── Extracted material ──

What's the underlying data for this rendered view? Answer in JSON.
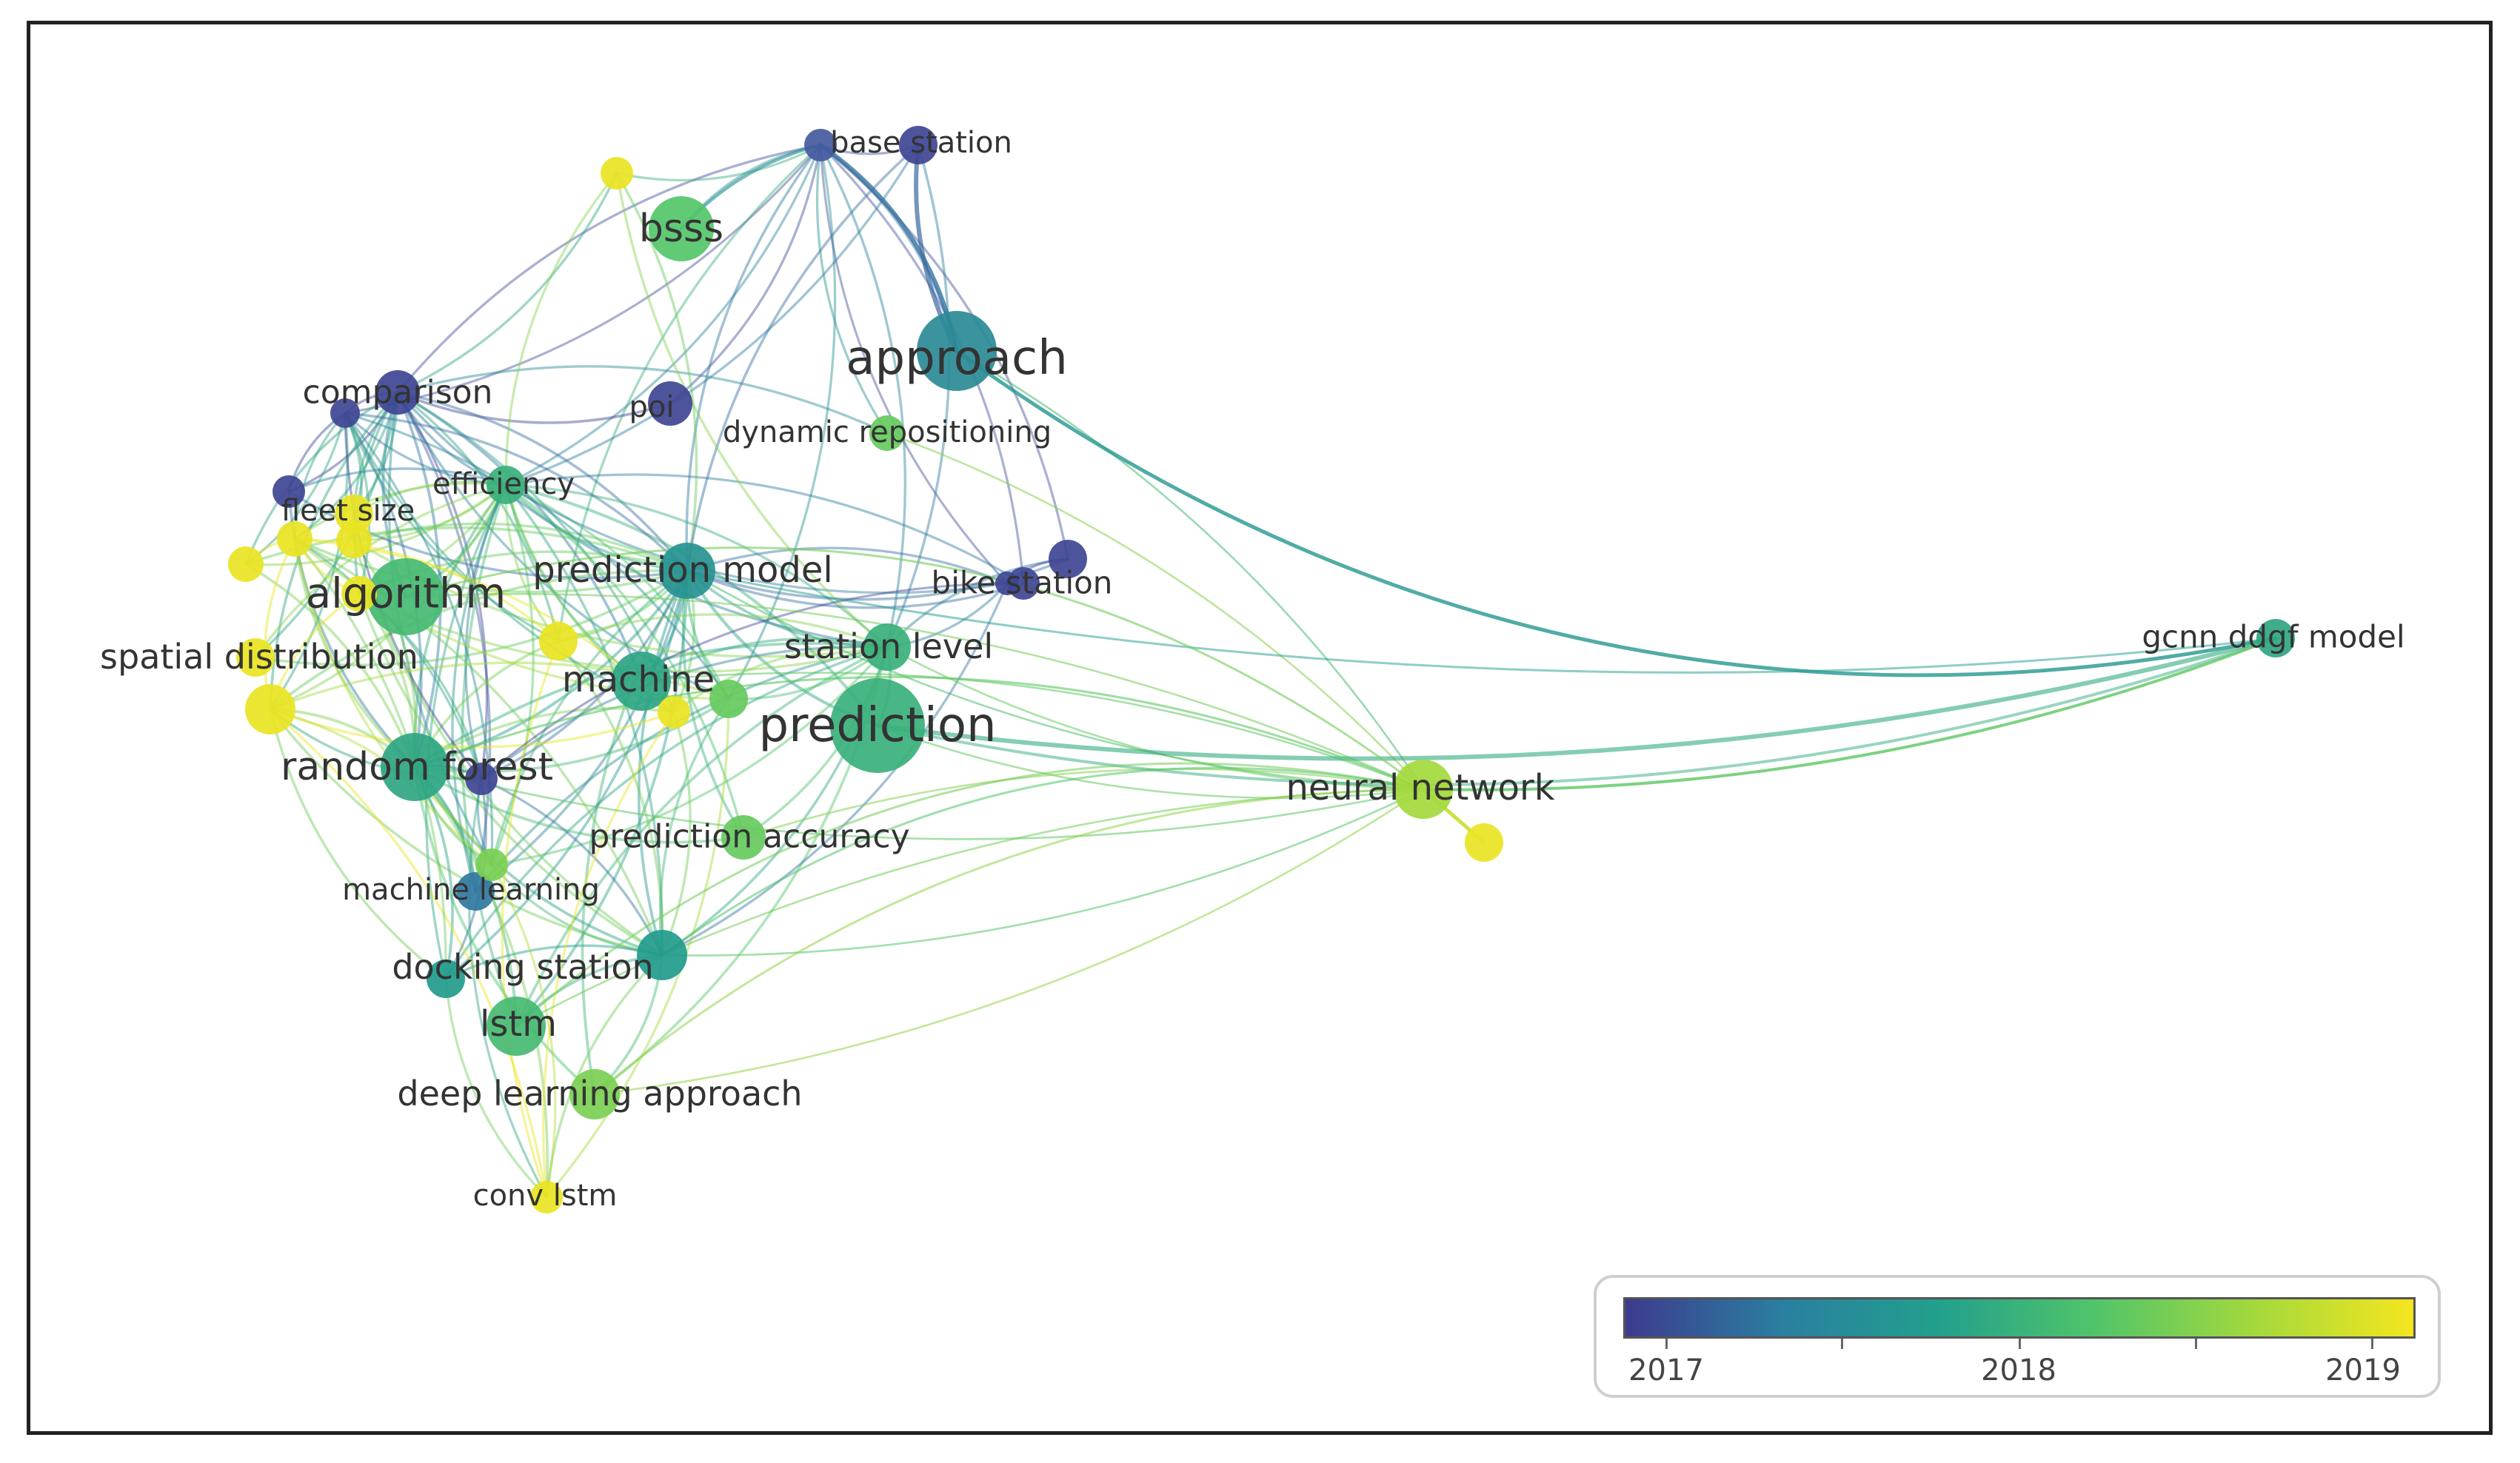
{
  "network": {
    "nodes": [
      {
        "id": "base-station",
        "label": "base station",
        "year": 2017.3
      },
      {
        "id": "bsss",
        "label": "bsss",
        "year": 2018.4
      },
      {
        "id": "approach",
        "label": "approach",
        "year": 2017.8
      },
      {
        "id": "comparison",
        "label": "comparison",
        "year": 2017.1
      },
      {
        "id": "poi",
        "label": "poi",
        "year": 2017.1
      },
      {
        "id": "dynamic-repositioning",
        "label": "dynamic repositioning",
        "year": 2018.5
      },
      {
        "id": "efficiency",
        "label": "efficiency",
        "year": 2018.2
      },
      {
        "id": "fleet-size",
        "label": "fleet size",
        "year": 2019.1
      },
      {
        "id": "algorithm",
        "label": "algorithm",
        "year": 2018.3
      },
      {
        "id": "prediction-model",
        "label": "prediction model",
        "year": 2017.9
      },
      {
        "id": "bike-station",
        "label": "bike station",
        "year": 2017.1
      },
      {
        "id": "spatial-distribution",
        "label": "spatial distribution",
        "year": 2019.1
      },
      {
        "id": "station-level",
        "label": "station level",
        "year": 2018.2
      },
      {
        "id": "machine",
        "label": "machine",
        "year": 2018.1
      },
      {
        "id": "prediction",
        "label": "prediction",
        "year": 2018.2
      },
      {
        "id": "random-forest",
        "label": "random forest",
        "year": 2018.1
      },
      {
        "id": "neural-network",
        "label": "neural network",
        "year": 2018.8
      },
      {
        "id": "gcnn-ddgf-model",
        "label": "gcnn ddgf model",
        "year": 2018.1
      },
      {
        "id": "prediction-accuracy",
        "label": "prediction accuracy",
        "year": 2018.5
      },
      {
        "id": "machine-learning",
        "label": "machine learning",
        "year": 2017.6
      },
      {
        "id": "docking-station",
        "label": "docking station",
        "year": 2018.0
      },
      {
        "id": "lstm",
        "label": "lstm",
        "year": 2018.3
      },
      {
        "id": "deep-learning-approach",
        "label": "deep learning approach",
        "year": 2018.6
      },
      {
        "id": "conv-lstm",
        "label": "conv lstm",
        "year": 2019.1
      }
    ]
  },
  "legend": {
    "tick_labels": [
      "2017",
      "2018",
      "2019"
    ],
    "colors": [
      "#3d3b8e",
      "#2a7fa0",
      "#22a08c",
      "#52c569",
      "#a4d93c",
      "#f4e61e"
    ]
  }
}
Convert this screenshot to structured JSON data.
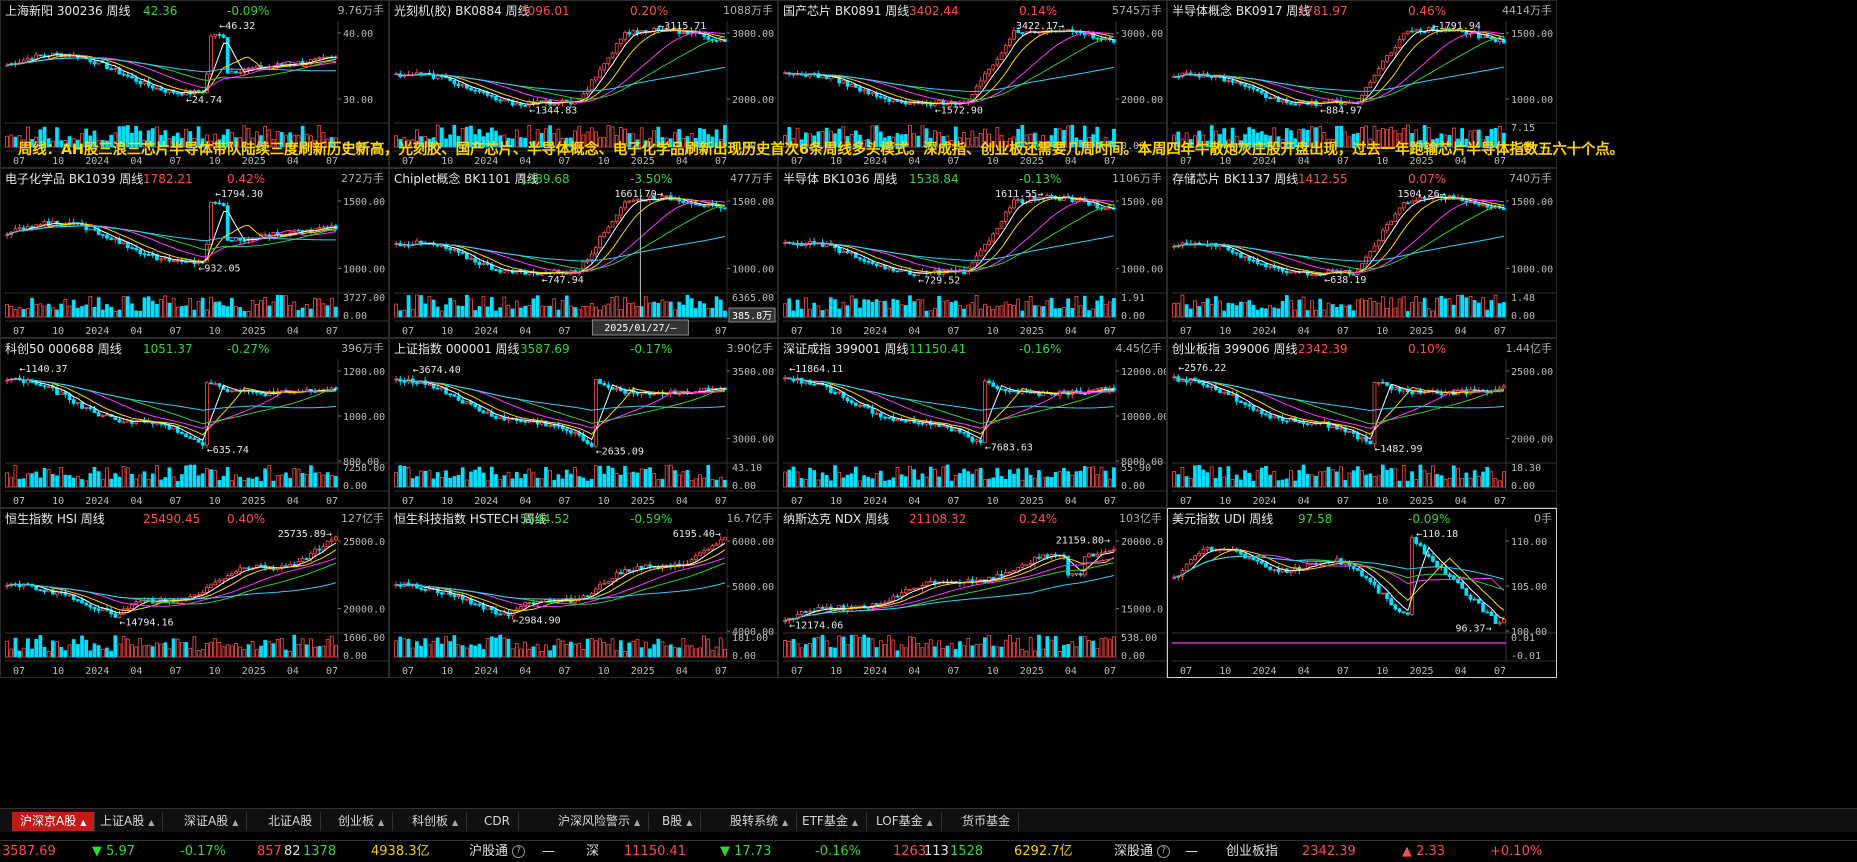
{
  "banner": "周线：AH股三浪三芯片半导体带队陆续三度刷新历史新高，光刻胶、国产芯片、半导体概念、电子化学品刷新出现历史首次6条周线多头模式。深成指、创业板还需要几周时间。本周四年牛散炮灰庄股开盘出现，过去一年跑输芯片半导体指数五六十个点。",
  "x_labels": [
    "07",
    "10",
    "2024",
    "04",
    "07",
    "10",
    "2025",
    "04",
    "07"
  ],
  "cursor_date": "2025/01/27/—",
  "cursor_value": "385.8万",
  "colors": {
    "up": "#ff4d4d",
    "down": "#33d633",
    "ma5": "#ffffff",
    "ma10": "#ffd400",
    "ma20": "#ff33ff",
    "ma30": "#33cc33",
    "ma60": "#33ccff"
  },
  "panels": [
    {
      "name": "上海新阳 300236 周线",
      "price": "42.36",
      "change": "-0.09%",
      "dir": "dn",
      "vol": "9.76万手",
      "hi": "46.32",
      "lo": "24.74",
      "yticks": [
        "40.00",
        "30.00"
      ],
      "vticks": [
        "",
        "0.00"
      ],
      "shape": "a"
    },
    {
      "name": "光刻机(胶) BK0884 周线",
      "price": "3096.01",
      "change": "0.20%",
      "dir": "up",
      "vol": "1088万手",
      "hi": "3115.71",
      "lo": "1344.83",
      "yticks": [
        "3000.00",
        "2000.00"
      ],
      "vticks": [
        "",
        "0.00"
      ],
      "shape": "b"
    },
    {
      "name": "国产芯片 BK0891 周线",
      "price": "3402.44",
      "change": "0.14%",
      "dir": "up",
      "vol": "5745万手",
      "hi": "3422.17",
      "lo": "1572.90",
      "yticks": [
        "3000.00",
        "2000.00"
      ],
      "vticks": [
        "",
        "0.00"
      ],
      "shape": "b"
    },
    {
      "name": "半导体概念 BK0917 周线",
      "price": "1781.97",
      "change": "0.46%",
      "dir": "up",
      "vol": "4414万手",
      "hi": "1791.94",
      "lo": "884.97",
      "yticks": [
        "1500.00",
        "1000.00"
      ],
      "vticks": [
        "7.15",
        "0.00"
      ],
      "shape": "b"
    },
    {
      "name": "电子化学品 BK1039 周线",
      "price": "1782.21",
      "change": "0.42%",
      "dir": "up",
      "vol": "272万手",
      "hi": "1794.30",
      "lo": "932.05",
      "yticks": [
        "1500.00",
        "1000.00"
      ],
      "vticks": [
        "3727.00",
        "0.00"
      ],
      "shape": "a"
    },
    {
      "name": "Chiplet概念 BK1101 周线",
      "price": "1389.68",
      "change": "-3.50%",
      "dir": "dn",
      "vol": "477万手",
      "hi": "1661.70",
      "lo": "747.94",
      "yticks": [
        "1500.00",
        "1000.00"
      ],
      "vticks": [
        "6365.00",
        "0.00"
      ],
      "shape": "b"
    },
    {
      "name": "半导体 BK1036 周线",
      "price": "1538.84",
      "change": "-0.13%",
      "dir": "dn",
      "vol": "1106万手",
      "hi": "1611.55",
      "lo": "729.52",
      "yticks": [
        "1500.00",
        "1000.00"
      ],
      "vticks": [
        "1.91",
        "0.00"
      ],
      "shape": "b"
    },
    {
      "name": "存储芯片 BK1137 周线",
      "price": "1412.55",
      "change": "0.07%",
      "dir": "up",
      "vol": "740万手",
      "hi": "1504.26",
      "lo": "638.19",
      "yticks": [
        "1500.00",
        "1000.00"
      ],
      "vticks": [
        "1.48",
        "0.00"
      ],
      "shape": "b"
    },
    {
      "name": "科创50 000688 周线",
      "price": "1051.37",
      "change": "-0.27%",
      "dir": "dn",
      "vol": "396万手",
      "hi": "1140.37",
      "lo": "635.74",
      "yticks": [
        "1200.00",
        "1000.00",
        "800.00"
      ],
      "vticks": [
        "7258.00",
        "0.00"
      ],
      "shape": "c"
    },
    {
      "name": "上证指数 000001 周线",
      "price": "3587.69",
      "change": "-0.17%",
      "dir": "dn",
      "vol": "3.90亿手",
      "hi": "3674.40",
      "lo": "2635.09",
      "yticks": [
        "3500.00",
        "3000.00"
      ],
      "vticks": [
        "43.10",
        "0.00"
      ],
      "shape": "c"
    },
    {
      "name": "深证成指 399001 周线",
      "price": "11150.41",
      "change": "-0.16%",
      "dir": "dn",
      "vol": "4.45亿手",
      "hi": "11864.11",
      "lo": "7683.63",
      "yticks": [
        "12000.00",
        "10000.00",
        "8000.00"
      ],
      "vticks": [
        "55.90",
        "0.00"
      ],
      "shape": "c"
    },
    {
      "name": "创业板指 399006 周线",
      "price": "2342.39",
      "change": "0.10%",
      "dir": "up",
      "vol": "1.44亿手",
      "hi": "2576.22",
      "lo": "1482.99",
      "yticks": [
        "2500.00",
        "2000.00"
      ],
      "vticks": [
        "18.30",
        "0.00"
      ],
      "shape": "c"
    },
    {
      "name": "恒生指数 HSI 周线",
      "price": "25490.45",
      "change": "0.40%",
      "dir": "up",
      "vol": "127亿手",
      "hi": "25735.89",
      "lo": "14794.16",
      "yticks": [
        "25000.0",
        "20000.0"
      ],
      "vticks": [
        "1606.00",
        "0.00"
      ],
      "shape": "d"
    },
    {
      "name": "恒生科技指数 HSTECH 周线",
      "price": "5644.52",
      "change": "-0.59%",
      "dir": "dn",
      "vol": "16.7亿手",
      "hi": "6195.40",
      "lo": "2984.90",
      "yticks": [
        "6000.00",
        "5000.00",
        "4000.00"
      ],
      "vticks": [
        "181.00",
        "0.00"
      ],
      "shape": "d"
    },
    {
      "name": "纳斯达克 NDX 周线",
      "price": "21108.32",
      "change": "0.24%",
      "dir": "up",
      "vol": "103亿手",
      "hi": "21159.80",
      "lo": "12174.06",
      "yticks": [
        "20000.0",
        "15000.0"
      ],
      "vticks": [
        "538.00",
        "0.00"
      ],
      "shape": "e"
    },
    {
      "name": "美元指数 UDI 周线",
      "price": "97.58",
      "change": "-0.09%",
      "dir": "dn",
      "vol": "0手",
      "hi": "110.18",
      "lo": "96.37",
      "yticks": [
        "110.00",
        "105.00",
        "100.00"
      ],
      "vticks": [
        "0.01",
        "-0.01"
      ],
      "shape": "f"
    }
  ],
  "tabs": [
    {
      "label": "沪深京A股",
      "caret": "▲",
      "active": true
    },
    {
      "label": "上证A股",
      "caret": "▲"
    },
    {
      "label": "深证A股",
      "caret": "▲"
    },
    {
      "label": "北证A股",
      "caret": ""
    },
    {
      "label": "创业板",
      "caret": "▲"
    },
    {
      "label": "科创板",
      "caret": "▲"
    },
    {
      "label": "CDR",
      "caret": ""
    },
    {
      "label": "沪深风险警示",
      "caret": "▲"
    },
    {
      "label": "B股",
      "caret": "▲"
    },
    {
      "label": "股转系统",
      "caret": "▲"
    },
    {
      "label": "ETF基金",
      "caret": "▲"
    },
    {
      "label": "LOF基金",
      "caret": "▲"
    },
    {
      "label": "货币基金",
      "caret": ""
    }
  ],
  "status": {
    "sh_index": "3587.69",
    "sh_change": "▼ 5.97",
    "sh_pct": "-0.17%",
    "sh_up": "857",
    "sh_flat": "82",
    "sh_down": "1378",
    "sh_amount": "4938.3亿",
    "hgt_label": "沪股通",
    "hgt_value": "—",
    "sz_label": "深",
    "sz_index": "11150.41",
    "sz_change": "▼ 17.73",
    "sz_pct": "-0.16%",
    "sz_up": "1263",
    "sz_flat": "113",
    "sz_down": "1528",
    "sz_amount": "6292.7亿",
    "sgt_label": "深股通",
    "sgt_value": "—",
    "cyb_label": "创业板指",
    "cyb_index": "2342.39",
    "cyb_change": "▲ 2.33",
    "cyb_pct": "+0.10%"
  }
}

───

**Challenge:** Go through the material line by line. Show each line that contains the string "data".

**Written answer:**
What's the underlying data for this rendered view? Answer in JSON.
Convert this screenshot to structured JSON data.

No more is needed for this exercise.